[YOUR INSTRUCTIONS] Extract all records. Keep each one exact.

# start of ITEMS

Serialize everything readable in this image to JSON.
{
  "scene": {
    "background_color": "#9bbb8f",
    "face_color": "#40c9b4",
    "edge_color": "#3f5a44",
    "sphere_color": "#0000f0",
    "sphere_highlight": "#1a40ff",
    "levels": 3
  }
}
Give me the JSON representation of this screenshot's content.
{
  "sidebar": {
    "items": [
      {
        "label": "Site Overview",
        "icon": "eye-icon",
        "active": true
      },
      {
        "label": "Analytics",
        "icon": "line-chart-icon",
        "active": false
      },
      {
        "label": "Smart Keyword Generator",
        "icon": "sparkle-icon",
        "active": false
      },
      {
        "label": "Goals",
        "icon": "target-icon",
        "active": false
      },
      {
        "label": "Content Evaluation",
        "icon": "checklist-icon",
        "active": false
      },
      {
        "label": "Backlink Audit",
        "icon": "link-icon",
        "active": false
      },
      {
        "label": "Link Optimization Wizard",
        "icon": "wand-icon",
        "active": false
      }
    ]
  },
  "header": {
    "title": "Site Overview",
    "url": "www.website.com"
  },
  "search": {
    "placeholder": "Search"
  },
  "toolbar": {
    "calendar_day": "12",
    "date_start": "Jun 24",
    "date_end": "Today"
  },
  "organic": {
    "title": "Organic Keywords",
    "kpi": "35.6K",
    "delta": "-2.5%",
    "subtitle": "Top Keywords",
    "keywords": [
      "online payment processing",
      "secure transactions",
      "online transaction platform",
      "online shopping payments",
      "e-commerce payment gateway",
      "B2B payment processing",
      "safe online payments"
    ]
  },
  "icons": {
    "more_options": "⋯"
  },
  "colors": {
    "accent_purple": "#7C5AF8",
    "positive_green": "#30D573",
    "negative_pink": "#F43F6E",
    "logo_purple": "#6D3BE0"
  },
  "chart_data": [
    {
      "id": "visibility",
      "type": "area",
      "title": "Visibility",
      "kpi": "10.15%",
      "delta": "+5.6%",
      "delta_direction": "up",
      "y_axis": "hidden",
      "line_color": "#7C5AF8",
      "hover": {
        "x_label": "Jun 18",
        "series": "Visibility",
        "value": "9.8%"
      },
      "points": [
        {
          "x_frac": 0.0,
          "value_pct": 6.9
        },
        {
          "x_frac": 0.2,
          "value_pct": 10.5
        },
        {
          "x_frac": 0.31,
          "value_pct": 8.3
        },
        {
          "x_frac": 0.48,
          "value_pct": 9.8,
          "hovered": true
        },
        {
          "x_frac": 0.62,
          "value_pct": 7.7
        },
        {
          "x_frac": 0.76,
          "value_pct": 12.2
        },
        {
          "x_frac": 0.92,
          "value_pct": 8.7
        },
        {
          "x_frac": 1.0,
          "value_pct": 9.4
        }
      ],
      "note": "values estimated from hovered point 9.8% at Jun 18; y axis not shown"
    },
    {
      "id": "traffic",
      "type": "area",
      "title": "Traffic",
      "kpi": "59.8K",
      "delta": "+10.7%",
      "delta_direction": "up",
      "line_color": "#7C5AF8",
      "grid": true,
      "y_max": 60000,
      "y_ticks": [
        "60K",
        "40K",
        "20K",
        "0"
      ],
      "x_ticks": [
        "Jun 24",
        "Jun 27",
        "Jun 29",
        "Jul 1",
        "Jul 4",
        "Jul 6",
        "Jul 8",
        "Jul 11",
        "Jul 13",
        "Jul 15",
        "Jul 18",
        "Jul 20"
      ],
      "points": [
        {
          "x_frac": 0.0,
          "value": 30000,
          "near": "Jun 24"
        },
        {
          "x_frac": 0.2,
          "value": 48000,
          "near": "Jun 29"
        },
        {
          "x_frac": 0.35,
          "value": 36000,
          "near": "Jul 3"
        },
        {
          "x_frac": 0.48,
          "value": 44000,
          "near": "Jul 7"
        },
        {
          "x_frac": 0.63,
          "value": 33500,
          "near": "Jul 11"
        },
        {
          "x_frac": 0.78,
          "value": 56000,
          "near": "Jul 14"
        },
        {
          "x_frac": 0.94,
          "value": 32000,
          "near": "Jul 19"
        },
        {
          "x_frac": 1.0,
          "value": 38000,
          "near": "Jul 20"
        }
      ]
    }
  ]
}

# end of ITEMS

[WRITTEN ANSWER]
Serialize everything readable in this image to JSON.
{
  "scene": {
    "background_color": "#9bbb8f",
    "face_color": "#40c9b4",
    "edge_color": "#3f5a44",
    "sphere_color": "#0000f0",
    "sphere_highlight": "#1a40ff",
    "levels": 3
  }
}
Give me the JSON representation of this screenshot's content.
{
  "sidebar": {
    "items": [
      {
        "label": "Site Overview",
        "icon": "eye-icon",
        "active": true
      },
      {
        "label": "Analytics",
        "icon": "line-chart-icon",
        "active": false
      },
      {
        "label": "Smart Keyword Generator",
        "icon": "sparkle-icon",
        "active": false
      },
      {
        "label": "Goals",
        "icon": "target-icon",
        "active": false
      },
      {
        "label": "Content Evaluation",
        "icon": "checklist-icon",
        "active": false
      },
      {
        "label": "Backlink Audit",
        "icon": "link-icon",
        "active": false
      },
      {
        "label": "Link Optimization Wizard",
        "icon": "wand-icon",
        "active": false
      }
    ]
  },
  "header": {
    "title": "Site Overview",
    "url": "www.website.com"
  },
  "search": {
    "placeholder": "Search"
  },
  "toolbar": {
    "calendar_day": "12",
    "date_start": "Jun 24",
    "date_end": "Today"
  },
  "organic": {
    "title": "Organic Keywords",
    "kpi": "35.6K",
    "delta": "-2.5%",
    "subtitle": "Top Keywords",
    "keywords": [
      "online payment processing",
      "secure transactions",
      "online transaction platform",
      "online shopping payments",
      "e-commerce payment gateway",
      "B2B payment processing",
      "safe online payments"
    ]
  },
  "icons": {
    "more_options": "⋯"
  },
  "colors": {
    "accent_purple": "#7C5AF8",
    "positive_green": "#30D573",
    "negative_pink": "#F43F6E",
    "logo_purple": "#6D3BE0"
  },
  "chart_data": [
    {
      "id": "visibility",
      "type": "area",
      "title": "Visibility",
      "kpi": "10.15%",
      "delta": "+5.6%",
      "delta_direction": "up",
      "y_axis": "hidden",
      "line_color": "#7C5AF8",
      "hover": {
        "x_label": "Jun 18",
        "series": "Visibility",
        "value": "9.8%"
      },
      "points": [
        {
          "x_frac": 0.0,
          "value_pct": 6.9
        },
        {
          "x_frac": 0.2,
          "value_pct": 10.5
        },
        {
          "x_frac": 0.31,
          "value_pct": 8.3
        },
        {
          "x_frac": 0.48,
          "value_pct": 9.8,
          "hovered": true
        },
        {
          "x_frac": 0.62,
          "value_pct": 7.7
        },
        {
          "x_frac": 0.76,
          "value_pct": 12.2
        },
        {
          "x_frac": 0.92,
          "value_pct": 8.7
        },
        {
          "x_frac": 1.0,
          "value_pct": 9.4
        }
      ],
      "note": "values estimated from hovered point 9.8% at Jun 18; y axis not shown"
    },
    {
      "id": "traffic",
      "type": "area",
      "title": "Traffic",
      "kpi": "59.8K",
      "delta": "+10.7%",
      "delta_direction": "up",
      "line_color": "#7C5AF8",
      "grid": true,
      "y_max": 60000,
      "y_ticks": [
        "60K",
        "40K",
        "20K",
        "0"
      ],
      "x_ticks": [
        "Jun 24",
        "Jun 27",
        "Jun 29",
        "Jul 1",
        "Jul 4",
        "Jul 6",
        "Jul 8",
        "Jul 11",
        "Jul 13",
        "Jul 15",
        "Jul 18",
        "Jul 20"
      ],
      "points": [
        {
          "x_frac": 0.0,
          "value": 30000,
          "near": "Jun 24"
        },
        {
          "x_frac": 0.2,
          "value": 48000,
          "near": "Jun 29"
        },
        {
          "x_frac": 0.35,
          "value": 36000,
          "near": "Jul 3"
        },
        {
          "x_frac": 0.48,
          "value": 44000,
          "near": "Jul 7"
        },
        {
          "x_frac": 0.63,
          "value": 33500,
          "near": "Jul 11"
        },
        {
          "x_frac": 0.78,
          "value": 56000,
          "near": "Jul 14"
        },
        {
          "x_frac": 0.94,
          "value": 32000,
          "near": "Jul 19"
        },
        {
          "x_frac": 1.0,
          "value": 38000,
          "near": "Jul 20"
        }
      ]
    }
  ]
}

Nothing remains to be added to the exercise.